### Aim of the task
Show every line in the entries below where the word "chart" appears.

### Working data
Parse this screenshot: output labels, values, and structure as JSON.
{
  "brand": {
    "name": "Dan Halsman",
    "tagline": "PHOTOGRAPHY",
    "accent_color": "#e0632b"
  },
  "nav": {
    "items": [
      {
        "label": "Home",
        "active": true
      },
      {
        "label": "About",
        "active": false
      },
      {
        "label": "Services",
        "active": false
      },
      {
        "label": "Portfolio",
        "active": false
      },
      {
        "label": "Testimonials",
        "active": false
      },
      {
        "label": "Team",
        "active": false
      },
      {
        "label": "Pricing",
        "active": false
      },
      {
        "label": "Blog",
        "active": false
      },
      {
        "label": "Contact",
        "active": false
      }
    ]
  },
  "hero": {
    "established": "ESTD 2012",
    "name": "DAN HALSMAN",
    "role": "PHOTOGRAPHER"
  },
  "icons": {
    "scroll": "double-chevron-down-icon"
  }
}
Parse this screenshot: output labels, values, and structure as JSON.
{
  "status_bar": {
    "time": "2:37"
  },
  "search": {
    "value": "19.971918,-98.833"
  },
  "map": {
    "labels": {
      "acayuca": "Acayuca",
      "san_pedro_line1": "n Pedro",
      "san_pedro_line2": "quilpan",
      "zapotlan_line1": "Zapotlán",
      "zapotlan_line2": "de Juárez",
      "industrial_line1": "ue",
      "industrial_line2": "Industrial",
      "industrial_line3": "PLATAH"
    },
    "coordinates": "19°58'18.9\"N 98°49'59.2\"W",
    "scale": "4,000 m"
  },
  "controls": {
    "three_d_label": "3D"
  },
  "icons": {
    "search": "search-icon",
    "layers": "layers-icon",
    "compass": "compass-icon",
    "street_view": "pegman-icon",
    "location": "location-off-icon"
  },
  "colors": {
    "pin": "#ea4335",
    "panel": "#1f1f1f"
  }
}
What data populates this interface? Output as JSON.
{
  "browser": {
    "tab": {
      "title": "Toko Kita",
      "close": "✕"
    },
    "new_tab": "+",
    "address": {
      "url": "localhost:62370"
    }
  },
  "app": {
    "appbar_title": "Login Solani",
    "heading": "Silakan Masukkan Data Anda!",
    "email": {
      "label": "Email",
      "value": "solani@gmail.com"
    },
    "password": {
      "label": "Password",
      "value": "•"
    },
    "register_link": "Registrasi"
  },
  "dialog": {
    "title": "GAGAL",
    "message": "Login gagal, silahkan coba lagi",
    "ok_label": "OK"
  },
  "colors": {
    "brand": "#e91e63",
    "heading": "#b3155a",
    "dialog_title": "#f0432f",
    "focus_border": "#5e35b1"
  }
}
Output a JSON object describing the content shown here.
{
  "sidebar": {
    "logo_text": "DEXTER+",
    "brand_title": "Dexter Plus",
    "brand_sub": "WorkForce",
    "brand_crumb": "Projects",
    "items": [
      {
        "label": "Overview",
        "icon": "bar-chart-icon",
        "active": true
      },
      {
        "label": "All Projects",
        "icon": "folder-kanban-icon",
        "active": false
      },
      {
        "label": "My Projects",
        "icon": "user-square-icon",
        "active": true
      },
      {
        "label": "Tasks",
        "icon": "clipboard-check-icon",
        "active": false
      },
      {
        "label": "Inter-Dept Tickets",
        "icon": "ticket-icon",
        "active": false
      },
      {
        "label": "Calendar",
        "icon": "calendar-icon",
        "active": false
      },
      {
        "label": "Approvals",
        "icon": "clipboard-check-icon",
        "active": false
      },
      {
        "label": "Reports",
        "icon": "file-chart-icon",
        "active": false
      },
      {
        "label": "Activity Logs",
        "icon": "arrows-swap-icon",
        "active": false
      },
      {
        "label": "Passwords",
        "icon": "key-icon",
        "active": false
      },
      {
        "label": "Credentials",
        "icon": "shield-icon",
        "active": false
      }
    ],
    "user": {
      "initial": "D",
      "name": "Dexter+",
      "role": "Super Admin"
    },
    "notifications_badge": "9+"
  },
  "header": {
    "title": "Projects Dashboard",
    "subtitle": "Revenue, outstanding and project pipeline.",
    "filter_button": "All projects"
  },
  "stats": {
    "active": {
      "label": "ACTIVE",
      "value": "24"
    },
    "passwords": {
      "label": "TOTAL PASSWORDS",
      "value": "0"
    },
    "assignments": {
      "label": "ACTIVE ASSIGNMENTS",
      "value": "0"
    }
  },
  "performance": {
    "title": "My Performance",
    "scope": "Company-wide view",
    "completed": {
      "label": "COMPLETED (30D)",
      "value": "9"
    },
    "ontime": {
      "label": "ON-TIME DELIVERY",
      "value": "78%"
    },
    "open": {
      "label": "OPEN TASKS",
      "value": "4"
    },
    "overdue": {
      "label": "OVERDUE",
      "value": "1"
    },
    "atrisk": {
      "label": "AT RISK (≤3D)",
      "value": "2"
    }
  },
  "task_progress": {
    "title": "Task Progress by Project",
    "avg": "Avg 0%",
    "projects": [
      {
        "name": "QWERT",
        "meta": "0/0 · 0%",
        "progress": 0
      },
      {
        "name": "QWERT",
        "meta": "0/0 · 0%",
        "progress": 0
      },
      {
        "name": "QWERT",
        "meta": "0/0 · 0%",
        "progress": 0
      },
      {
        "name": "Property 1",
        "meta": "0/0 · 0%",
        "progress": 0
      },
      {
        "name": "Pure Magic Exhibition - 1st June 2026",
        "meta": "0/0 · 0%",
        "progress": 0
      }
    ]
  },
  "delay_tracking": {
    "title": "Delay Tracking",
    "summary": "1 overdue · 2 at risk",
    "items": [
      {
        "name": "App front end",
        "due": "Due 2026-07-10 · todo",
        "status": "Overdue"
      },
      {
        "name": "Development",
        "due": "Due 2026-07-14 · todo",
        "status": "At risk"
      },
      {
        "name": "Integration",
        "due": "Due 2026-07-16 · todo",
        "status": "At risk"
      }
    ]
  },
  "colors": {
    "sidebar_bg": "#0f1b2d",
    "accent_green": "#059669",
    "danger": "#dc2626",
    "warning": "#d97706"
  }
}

### Finished answer
        "icon": "bar-chart-icon",
        "icon": "file-chart-icon",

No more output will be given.